What is asked ▸
Find out how many lines of the material contain the string "from" and give only that figure.

|---|

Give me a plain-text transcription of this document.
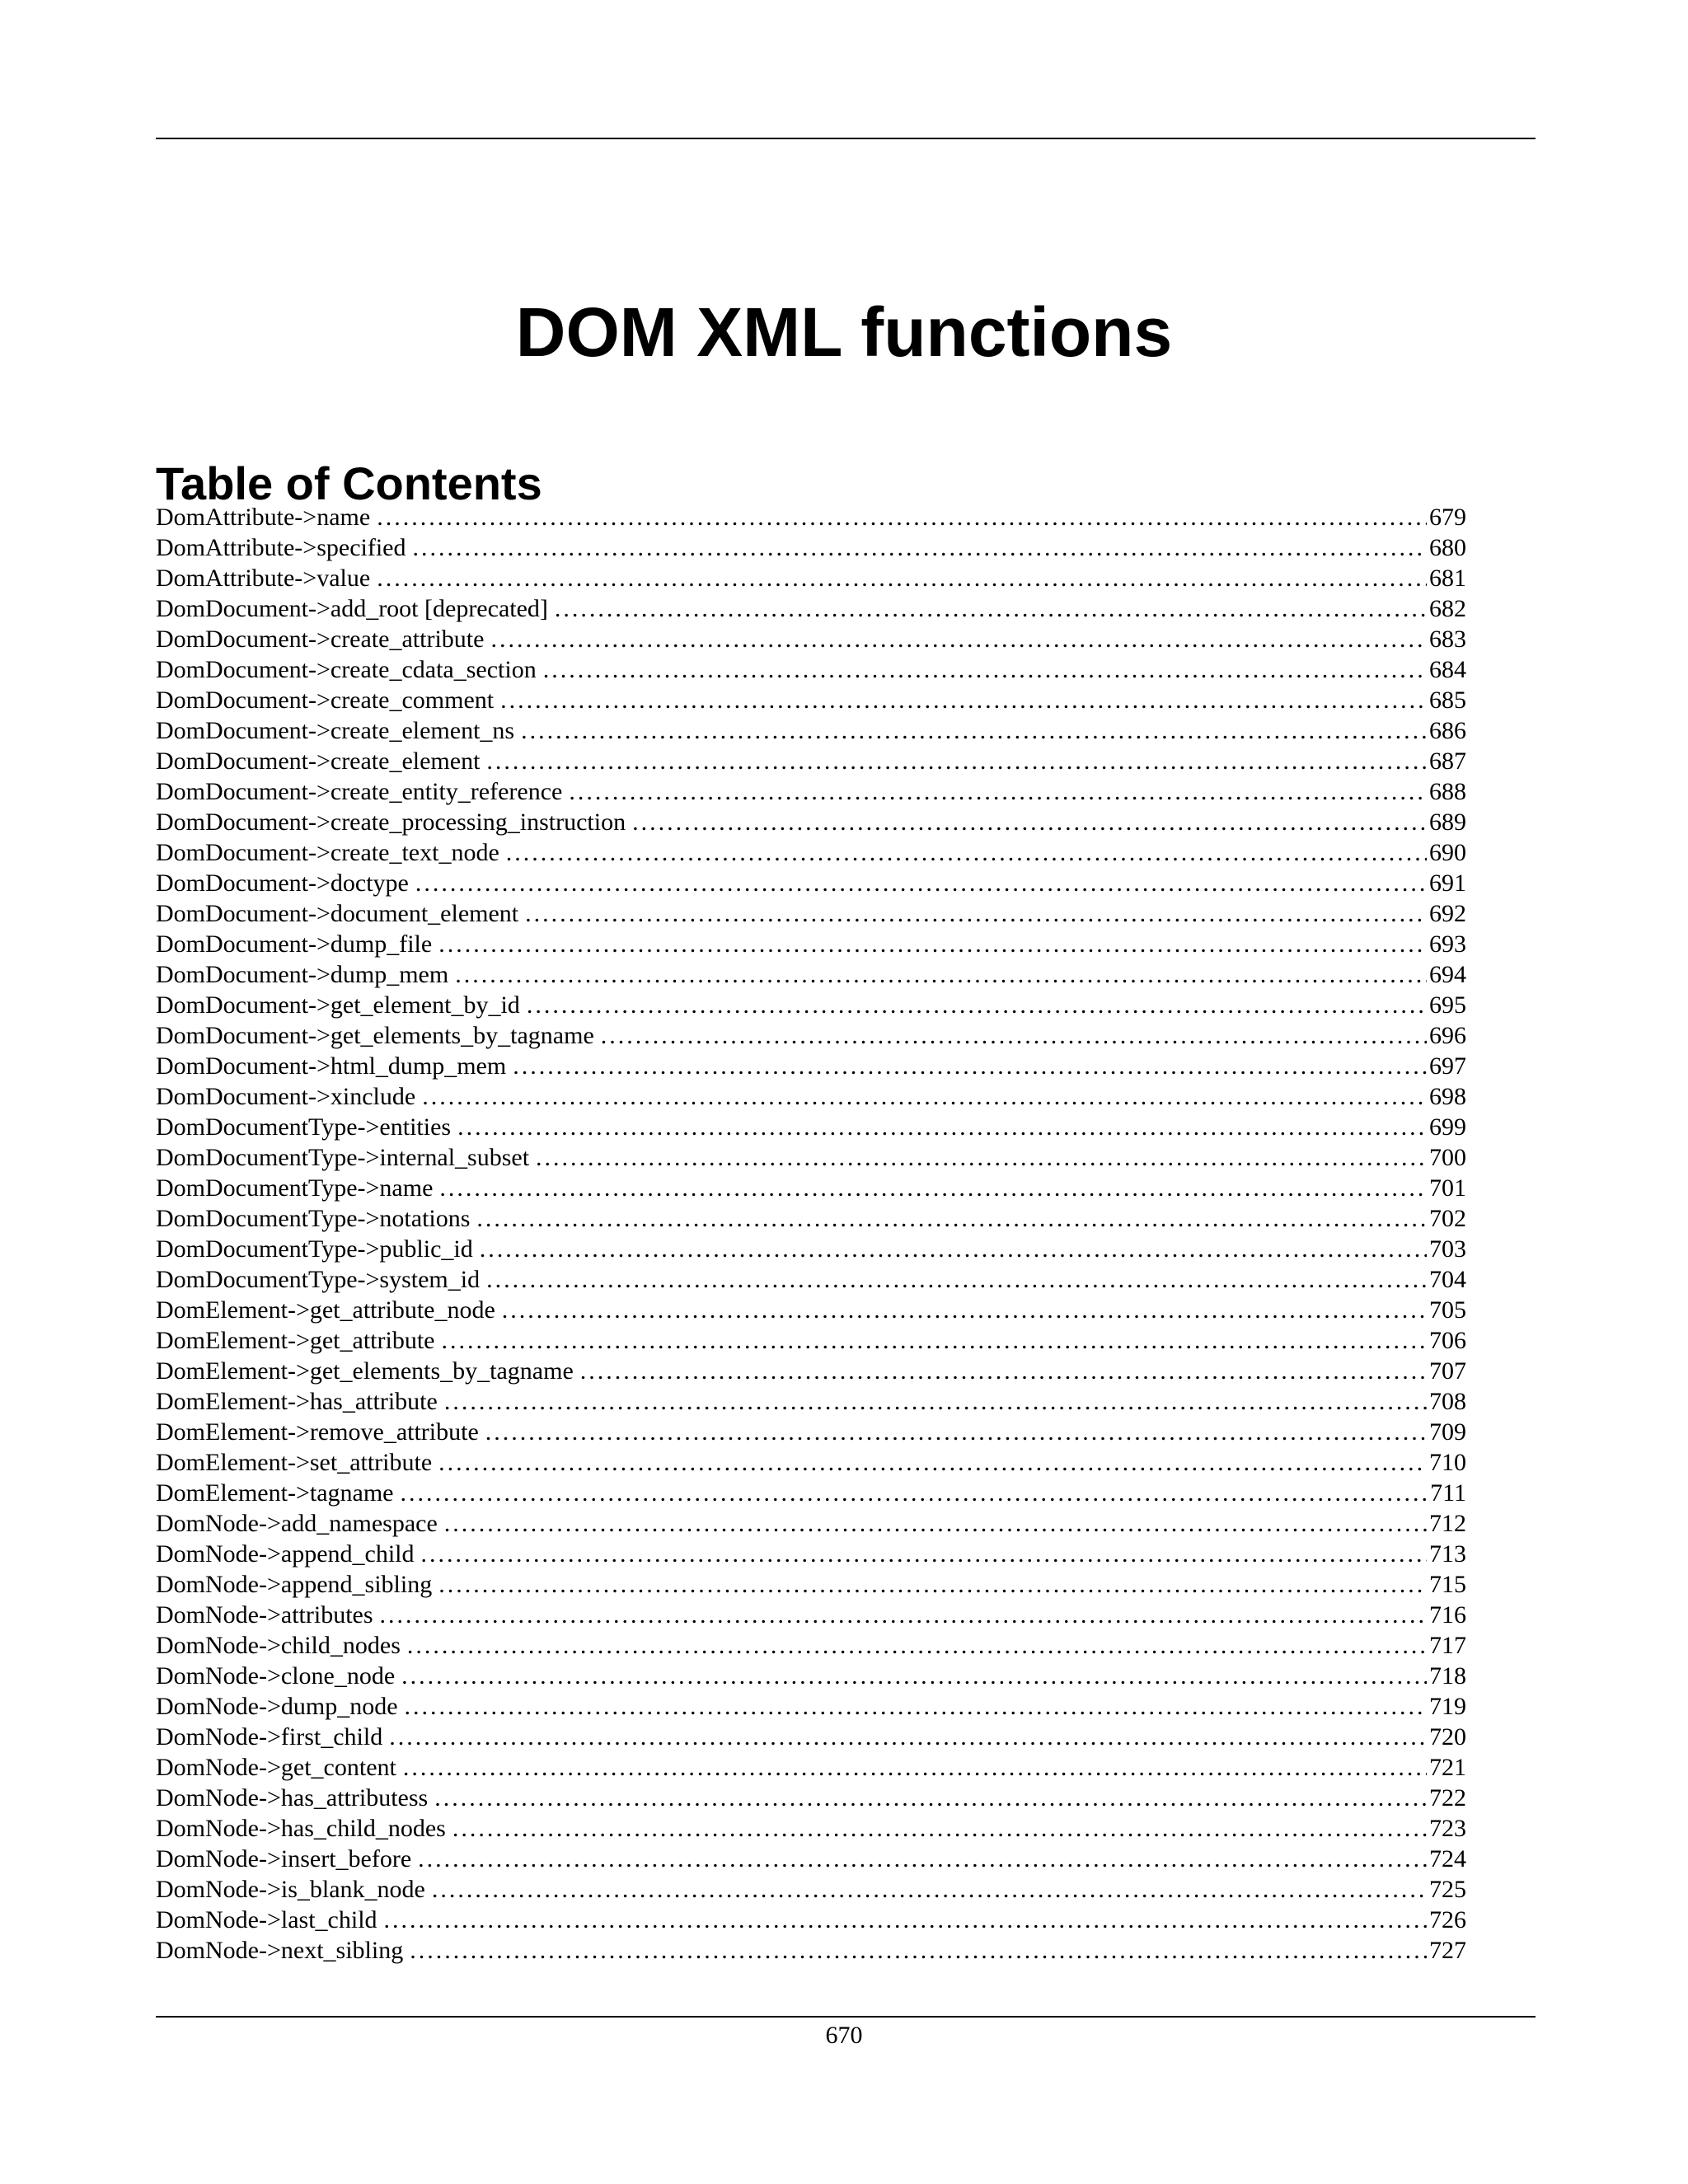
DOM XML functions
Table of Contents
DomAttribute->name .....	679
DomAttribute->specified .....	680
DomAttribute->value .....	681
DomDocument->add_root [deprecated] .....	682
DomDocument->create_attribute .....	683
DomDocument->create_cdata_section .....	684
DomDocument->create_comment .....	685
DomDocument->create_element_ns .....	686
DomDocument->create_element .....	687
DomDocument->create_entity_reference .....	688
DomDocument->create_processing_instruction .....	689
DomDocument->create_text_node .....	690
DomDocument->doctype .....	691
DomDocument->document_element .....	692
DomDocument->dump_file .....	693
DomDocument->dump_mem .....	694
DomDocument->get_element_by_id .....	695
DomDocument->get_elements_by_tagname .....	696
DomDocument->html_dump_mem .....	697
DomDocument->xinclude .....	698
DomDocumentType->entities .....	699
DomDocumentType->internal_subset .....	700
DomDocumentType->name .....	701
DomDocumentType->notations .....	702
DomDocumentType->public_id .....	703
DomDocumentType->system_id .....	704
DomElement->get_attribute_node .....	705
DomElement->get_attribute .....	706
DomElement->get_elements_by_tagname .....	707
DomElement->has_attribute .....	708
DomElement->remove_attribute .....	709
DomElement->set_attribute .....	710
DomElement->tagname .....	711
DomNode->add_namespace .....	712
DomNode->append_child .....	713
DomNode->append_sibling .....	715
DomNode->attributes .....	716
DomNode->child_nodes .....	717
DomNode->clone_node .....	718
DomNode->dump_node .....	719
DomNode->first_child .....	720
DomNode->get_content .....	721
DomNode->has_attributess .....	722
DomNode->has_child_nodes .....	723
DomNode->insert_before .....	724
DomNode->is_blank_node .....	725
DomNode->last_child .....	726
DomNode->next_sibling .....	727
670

|---|

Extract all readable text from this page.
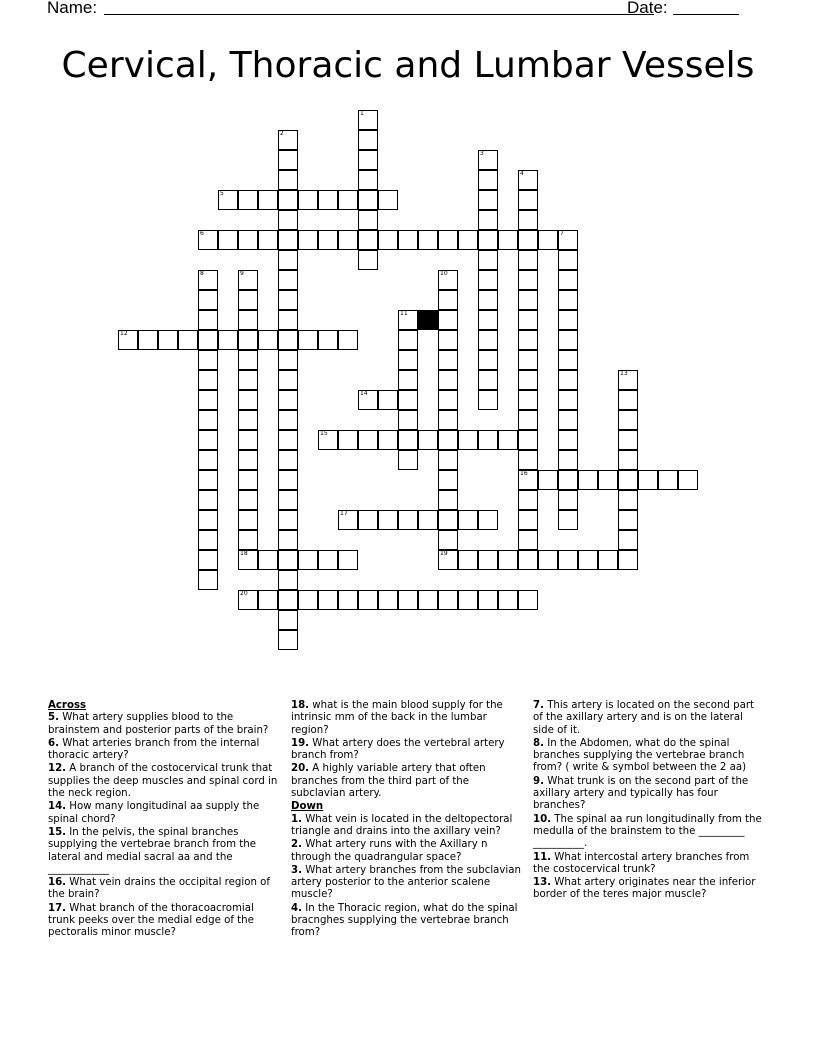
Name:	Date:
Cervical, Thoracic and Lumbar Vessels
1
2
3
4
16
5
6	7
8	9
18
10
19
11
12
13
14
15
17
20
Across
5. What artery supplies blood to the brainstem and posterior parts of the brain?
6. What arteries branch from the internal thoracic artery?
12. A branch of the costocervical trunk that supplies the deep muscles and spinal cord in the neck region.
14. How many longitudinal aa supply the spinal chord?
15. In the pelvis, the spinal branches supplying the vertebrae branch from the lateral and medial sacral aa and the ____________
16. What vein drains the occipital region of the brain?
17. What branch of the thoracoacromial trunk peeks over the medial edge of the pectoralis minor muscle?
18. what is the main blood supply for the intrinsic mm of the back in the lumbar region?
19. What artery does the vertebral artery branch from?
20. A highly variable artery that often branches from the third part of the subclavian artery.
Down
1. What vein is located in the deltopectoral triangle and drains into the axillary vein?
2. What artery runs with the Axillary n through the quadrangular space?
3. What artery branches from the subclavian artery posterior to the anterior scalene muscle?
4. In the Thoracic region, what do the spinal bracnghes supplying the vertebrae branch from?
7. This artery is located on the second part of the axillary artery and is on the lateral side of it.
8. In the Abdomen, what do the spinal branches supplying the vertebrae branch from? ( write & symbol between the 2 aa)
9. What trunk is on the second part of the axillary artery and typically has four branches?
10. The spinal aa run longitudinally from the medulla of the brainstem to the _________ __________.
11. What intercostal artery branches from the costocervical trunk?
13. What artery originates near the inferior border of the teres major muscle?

|---|

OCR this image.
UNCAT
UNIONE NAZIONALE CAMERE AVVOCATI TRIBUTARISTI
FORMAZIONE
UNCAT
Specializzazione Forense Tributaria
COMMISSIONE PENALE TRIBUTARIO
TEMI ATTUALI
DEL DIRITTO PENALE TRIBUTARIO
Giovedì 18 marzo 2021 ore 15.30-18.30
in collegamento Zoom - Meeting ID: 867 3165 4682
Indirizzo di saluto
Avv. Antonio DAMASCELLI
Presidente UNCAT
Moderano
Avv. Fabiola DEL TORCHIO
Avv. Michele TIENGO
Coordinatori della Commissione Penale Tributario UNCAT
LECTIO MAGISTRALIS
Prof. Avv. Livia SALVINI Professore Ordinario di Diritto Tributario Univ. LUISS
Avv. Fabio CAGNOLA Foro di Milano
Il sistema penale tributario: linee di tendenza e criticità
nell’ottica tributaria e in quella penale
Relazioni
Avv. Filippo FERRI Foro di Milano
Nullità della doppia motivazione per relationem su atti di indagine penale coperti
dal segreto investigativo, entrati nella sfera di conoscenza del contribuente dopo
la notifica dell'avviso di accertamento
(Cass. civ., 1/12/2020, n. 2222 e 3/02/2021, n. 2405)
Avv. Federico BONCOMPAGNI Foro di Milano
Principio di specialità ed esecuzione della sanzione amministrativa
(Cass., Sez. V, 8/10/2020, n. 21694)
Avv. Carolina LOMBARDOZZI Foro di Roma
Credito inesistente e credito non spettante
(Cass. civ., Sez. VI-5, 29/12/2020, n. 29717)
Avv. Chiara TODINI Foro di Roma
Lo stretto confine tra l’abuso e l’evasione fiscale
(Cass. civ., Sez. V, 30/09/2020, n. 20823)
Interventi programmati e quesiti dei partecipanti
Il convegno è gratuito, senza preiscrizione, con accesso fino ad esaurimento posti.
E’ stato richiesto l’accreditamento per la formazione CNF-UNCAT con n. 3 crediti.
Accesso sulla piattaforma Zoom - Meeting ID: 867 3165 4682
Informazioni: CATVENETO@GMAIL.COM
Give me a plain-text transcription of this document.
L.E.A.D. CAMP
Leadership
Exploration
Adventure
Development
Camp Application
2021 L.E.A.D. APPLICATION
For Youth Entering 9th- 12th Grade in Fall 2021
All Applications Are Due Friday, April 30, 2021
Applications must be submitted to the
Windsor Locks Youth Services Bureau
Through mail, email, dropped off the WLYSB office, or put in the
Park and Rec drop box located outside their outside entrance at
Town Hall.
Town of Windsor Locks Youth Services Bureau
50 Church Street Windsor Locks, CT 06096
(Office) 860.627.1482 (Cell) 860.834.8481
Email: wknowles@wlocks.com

|---|

The reply ▸
10